TASK INSTRUCTIONS:
Pull out every line containing the string "text".

INPUT RECORDS:

::::

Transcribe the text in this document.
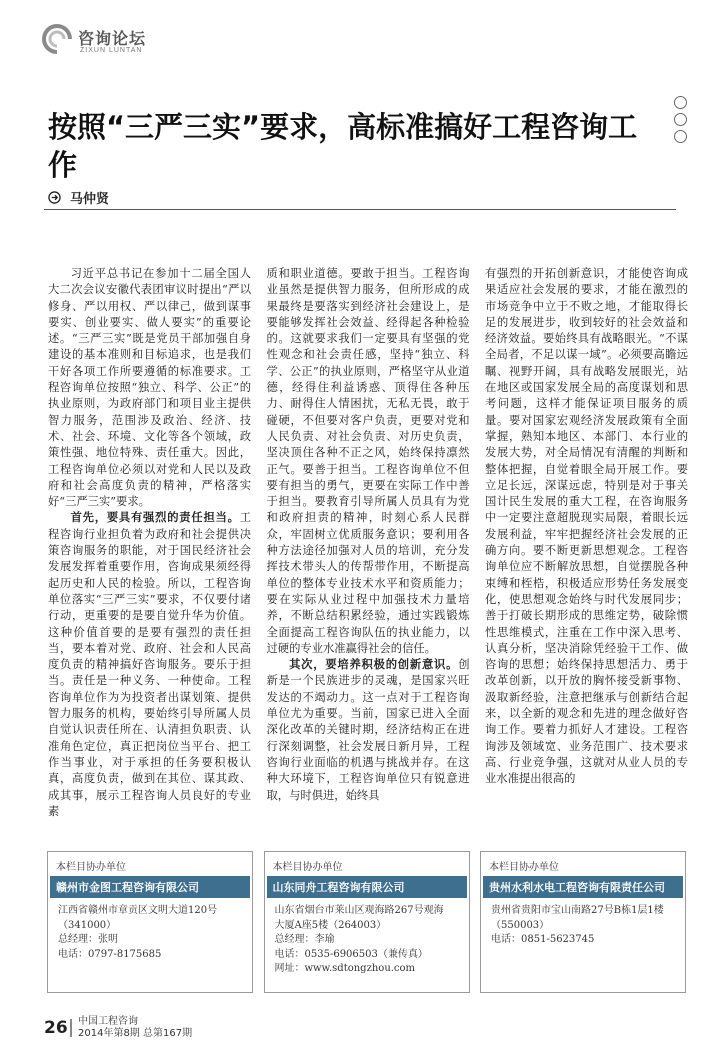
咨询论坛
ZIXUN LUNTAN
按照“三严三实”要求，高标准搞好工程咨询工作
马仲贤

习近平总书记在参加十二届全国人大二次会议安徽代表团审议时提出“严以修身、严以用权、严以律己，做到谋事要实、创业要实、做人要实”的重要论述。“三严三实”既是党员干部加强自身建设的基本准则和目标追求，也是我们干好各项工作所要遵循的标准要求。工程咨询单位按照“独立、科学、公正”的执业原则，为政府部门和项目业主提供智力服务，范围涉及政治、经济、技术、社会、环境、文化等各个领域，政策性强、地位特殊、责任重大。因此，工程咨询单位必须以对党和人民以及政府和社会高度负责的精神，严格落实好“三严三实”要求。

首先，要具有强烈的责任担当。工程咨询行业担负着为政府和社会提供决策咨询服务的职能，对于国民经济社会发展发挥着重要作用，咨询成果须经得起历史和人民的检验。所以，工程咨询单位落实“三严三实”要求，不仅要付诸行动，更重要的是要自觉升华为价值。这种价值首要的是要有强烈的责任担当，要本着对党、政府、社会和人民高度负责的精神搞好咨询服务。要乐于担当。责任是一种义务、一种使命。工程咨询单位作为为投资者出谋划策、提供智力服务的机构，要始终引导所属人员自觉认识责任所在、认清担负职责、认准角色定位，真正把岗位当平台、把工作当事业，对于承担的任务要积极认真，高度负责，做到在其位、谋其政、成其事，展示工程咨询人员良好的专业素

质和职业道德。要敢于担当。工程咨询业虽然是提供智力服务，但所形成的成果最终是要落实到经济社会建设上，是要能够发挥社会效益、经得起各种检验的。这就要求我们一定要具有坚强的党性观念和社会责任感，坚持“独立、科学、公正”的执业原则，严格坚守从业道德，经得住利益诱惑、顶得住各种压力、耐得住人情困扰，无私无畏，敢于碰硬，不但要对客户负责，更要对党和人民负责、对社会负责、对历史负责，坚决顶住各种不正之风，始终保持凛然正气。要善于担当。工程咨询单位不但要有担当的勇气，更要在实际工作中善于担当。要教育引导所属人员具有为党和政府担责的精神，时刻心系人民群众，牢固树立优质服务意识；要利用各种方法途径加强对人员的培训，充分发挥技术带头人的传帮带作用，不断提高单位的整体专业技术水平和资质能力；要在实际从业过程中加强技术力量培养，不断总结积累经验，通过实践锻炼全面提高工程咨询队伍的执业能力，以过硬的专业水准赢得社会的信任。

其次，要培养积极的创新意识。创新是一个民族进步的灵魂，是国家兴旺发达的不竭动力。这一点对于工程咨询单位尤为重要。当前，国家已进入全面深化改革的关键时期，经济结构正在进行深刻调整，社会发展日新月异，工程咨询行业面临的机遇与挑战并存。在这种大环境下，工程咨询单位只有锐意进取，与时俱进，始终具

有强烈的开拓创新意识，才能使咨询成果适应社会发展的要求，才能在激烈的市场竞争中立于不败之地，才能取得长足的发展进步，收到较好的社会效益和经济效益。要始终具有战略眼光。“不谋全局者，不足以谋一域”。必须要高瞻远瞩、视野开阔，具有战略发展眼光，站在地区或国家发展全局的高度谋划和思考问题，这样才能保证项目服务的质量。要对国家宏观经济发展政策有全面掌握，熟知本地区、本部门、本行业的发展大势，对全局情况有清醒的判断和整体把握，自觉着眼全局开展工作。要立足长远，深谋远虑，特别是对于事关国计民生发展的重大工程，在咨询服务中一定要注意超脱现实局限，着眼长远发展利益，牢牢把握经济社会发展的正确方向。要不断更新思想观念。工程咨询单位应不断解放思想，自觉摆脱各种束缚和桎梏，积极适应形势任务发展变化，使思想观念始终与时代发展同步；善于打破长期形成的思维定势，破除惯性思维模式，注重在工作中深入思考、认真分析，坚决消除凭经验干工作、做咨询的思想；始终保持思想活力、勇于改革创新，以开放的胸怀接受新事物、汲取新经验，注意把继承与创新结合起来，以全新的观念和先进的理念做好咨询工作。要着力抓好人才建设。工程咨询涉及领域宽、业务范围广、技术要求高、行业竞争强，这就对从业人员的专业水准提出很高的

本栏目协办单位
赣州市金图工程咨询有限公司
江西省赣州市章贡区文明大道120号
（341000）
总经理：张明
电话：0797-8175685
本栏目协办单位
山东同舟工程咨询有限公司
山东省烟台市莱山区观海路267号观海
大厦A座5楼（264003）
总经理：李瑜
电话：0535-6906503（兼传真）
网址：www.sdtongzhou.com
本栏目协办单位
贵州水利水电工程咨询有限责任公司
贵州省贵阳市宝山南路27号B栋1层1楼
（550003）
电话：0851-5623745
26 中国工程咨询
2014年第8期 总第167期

::::

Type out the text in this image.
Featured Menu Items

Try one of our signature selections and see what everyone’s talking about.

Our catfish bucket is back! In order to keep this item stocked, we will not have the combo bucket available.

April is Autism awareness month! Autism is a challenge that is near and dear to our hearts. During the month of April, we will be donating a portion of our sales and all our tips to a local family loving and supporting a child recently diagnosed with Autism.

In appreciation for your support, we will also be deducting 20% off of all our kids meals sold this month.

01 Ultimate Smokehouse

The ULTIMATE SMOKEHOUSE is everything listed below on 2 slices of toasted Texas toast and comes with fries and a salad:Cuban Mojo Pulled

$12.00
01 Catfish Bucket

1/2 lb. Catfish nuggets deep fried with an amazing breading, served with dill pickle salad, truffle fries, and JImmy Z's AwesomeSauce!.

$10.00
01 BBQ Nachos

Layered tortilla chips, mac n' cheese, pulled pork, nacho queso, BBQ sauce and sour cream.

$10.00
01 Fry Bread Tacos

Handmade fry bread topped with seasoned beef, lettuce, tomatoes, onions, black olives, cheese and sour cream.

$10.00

::::

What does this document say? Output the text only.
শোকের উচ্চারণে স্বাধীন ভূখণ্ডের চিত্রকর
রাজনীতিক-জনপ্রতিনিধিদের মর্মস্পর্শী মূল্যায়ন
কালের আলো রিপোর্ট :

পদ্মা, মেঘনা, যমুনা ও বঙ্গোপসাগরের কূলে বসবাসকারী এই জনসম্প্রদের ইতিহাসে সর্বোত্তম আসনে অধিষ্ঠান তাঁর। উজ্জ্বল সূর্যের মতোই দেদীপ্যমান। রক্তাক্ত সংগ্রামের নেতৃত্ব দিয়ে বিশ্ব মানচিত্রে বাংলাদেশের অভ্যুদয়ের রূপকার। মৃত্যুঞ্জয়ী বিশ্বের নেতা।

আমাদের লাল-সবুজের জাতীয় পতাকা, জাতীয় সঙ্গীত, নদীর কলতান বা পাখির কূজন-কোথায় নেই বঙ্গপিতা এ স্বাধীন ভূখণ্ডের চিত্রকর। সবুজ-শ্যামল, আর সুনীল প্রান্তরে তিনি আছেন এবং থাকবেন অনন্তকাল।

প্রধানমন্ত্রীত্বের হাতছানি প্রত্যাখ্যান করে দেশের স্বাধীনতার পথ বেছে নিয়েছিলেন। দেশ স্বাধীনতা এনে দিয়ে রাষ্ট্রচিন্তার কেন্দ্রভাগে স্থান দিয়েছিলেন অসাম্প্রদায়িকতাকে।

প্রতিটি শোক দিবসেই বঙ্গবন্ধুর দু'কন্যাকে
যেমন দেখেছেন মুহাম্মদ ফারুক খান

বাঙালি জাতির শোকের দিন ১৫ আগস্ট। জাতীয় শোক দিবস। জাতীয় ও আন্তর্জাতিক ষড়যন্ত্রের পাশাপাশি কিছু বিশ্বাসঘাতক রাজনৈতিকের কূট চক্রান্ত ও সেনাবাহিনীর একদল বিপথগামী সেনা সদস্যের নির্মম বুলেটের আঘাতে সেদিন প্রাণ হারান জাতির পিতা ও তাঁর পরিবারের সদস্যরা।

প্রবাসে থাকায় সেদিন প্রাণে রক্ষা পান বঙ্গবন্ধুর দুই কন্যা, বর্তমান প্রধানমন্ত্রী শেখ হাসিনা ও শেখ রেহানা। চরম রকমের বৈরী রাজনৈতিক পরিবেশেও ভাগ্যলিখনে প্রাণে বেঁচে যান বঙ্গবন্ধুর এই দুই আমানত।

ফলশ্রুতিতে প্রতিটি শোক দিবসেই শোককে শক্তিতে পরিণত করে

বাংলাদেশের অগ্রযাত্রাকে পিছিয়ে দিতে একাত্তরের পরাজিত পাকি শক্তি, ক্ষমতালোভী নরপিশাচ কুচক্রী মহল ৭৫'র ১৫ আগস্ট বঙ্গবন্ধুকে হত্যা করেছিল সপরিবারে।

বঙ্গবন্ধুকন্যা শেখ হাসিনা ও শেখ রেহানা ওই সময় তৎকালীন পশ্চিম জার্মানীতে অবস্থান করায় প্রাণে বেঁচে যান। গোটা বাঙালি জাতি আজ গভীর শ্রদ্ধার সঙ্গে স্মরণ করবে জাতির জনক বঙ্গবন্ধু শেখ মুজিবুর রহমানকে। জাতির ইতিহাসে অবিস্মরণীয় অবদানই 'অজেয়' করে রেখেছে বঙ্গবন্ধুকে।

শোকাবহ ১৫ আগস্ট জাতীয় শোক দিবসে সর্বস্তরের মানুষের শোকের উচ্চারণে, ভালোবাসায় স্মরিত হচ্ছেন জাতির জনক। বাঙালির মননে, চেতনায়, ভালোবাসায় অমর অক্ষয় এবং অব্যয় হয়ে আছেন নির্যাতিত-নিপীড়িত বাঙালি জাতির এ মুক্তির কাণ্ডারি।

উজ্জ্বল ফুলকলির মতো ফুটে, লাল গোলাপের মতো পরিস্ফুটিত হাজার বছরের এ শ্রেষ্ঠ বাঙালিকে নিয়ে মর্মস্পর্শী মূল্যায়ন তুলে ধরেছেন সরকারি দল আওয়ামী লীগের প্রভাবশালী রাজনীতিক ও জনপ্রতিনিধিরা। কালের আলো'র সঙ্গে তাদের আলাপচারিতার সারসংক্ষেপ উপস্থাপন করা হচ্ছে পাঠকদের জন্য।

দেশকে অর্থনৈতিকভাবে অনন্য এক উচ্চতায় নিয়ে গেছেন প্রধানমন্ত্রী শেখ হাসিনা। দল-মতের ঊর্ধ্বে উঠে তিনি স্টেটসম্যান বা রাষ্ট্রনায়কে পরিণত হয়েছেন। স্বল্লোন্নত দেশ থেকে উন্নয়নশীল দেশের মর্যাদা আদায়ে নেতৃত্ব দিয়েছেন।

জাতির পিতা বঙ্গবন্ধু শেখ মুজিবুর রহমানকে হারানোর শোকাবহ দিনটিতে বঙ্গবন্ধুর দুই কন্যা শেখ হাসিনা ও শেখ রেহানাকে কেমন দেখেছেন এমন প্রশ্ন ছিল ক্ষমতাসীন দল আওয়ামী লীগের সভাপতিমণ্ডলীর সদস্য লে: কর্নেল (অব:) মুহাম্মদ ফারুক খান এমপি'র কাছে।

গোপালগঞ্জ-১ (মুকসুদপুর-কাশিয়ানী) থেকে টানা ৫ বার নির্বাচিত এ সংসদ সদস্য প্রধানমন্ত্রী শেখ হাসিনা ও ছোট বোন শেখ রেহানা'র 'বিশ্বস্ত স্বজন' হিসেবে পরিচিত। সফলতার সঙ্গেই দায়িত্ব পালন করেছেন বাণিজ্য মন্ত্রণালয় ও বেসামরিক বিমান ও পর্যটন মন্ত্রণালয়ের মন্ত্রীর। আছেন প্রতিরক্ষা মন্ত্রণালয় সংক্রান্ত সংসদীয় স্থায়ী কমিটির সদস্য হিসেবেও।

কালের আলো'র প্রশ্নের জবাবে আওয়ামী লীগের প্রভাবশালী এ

::::

OUTPUT OF THE TASK:
Transcribe the text in this document.
Type out the text in this image.
What does this document say? Output the text only.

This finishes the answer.